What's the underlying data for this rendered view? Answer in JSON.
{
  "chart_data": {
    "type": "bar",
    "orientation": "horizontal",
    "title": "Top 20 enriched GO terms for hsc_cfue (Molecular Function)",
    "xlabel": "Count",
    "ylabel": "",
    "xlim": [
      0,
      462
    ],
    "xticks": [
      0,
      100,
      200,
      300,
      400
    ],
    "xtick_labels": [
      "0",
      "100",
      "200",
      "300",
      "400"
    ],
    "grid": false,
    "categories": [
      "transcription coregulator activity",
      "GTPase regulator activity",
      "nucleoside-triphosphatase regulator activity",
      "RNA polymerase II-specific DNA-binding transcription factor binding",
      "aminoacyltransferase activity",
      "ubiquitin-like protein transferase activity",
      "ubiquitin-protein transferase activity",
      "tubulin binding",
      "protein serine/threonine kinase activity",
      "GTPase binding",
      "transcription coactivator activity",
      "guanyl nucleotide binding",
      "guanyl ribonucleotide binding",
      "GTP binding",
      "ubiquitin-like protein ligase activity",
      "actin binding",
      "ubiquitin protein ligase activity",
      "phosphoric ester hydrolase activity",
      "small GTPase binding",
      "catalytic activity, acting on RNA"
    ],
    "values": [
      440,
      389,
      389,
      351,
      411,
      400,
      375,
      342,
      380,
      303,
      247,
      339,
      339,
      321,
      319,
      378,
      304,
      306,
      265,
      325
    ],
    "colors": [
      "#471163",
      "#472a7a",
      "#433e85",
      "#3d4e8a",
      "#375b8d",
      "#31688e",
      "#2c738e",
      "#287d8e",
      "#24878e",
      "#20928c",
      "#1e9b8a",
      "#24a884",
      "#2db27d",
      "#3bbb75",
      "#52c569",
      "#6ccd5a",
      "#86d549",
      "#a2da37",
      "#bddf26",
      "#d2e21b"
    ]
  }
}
--
* **Requirement**
All the data needs repeating. Return it exactly.

* **Your solution**
What's the underlying data for this rendered view? Answer in JSON.
{
  "chart_data": {
    "type": "bar",
    "orientation": "horizontal",
    "title": "Top 20 enriched GO terms for hsc_cfue (Molecular Function)",
    "xlabel": "Count",
    "ylabel": "",
    "xlim": [
      0,
      462
    ],
    "xticks": [
      0,
      100,
      200,
      300,
      400
    ],
    "xtick_labels": [
      "0",
      "100",
      "200",
      "300",
      "400"
    ],
    "grid": false,
    "categories": [
      "transcription coregulator activity",
      "GTPase regulator activity",
      "nucleoside-triphosphatase regulator activity",
      "RNA polymerase II-specific DNA-binding transcription factor binding",
      "aminoacyltransferase activity",
      "ubiquitin-like protein transferase activity",
      "ubiquitin-protein transferase activity",
      "tubulin binding",
      "protein serine/threonine kinase activity",
      "GTPase binding",
      "transcription coactivator activity",
      "guanyl nucleotide binding",
      "guanyl ribonucleotide binding",
      "GTP binding",
      "ubiquitin-like protein ligase activity",
      "actin binding",
      "ubiquitin protein ligase activity",
      "phosphoric ester hydrolase activity",
      "small GTPase binding",
      "catalytic activity, acting on RNA"
    ],
    "values": [
      440,
      389,
      389,
      351,
      411,
      400,
      375,
      342,
      380,
      303,
      247,
      339,
      339,
      321,
      319,
      378,
      304,
      306,
      265,
      325
    ],
    "colors": [
      "#471163",
      "#472a7a",
      "#433e85",
      "#3d4e8a",
      "#375b8d",
      "#31688e",
      "#2c738e",
      "#287d8e",
      "#24878e",
      "#20928c",
      "#1e9b8a",
      "#24a884",
      "#2db27d",
      "#3bbb75",
      "#52c569",
      "#6ccd5a",
      "#86d549",
      "#a2da37",
      "#bddf26",
      "#d2e21b"
    ]
  }
}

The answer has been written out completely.